- Supplied entries -

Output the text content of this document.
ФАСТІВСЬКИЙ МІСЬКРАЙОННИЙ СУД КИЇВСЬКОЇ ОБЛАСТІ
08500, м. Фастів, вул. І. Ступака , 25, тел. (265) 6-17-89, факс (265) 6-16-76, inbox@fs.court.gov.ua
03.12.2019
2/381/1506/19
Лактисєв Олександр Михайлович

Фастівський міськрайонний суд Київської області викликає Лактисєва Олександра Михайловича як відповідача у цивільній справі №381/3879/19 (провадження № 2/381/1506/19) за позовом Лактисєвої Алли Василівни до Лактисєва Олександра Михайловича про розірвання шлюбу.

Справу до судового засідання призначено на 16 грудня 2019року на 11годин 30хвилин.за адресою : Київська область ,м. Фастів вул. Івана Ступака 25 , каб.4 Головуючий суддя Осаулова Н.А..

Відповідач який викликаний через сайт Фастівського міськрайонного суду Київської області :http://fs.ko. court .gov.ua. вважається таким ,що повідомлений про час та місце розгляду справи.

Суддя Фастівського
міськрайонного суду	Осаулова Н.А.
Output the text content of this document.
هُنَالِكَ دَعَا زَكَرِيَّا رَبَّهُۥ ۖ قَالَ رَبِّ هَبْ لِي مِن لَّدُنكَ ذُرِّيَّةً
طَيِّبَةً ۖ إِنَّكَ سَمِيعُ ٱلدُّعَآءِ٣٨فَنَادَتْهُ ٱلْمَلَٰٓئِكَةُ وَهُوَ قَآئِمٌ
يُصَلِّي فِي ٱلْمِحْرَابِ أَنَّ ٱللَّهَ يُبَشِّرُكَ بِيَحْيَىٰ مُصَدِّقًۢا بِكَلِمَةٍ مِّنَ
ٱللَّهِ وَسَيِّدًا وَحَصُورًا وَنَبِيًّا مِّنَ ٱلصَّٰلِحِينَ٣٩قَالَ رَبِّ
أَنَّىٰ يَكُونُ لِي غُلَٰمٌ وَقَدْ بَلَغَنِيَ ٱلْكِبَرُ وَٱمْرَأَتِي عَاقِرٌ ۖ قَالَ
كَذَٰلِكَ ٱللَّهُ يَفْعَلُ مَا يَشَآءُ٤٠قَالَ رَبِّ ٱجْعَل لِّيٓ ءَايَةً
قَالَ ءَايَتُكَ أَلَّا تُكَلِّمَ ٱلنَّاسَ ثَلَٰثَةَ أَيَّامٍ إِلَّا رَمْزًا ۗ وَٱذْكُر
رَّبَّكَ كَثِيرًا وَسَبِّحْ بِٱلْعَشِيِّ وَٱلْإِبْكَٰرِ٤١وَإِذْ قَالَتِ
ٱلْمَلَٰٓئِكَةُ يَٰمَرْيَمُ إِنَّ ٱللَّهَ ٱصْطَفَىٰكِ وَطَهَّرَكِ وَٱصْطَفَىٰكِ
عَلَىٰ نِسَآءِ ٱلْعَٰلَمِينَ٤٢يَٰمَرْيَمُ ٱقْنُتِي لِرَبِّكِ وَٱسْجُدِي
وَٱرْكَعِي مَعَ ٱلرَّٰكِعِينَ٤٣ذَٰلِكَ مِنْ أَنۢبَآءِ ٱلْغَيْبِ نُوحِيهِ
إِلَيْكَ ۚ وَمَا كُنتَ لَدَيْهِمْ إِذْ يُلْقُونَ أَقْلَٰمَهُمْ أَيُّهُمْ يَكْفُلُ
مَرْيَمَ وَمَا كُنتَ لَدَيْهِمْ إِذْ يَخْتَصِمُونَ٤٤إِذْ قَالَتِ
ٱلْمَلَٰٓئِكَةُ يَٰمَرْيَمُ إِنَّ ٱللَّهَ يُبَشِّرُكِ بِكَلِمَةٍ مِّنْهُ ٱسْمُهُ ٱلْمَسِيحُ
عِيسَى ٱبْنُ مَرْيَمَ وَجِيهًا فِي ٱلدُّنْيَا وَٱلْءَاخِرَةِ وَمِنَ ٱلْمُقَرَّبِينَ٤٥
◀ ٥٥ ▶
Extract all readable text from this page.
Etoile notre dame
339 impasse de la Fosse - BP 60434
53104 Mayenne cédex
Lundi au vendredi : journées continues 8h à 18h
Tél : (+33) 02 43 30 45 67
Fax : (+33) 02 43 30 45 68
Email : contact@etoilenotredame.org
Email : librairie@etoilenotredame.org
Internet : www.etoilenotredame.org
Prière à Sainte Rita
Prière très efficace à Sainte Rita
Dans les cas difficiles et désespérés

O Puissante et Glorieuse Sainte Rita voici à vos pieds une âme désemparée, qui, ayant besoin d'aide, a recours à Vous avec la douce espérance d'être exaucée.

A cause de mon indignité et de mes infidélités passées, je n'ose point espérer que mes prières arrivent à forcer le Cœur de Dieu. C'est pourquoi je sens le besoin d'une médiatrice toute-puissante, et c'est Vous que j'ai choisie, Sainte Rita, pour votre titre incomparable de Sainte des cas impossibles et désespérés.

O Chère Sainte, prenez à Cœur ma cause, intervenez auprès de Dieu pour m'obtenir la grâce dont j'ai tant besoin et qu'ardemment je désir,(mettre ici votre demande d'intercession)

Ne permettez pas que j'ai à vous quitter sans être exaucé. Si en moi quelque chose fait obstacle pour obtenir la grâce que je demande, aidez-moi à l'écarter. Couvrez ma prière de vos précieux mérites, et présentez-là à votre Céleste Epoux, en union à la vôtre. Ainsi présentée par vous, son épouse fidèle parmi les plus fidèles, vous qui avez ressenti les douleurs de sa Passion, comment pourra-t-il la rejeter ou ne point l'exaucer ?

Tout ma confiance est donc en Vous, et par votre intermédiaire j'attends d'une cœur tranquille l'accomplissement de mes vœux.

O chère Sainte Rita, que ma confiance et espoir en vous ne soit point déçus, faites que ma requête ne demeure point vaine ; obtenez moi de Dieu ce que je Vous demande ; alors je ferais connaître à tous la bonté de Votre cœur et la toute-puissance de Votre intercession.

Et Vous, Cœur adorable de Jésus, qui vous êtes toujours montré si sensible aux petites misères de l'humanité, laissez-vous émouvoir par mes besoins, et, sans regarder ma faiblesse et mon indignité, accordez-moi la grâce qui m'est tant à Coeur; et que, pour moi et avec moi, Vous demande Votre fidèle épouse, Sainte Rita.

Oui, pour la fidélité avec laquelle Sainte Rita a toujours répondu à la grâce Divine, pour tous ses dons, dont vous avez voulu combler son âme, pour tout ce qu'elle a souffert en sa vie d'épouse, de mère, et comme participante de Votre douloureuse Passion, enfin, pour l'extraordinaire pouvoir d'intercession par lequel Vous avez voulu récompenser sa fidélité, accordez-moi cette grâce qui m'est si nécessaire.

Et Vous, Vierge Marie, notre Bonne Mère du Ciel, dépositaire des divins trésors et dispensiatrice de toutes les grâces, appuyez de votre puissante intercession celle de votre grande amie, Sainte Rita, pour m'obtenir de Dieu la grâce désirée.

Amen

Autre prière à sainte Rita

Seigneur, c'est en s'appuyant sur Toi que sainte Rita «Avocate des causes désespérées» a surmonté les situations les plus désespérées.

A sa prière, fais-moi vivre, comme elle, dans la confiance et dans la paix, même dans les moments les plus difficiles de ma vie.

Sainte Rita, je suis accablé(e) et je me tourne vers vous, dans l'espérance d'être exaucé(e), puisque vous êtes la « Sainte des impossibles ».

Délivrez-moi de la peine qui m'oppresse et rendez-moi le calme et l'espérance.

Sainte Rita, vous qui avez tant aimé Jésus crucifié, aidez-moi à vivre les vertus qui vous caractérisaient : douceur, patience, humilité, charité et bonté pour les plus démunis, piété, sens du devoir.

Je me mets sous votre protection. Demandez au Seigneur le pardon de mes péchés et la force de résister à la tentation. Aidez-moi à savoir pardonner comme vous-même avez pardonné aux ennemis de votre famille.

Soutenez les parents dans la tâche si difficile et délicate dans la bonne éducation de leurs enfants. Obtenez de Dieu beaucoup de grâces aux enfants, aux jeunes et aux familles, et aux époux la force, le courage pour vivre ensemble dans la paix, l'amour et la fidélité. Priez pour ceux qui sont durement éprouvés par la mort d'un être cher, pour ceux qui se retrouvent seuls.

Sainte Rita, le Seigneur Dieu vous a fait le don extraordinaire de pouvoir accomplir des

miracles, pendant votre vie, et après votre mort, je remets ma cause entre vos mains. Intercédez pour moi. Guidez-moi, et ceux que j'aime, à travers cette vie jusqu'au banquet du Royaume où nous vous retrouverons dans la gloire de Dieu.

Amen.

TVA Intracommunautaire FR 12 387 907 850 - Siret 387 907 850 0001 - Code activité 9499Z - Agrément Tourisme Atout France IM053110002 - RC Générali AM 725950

- Set exercise -
Locate each line containing the string "Email" and show it.

- Result for this exercise -
Email : contact@etoilenotredame.org
Email : librairie@etoilenotredame.org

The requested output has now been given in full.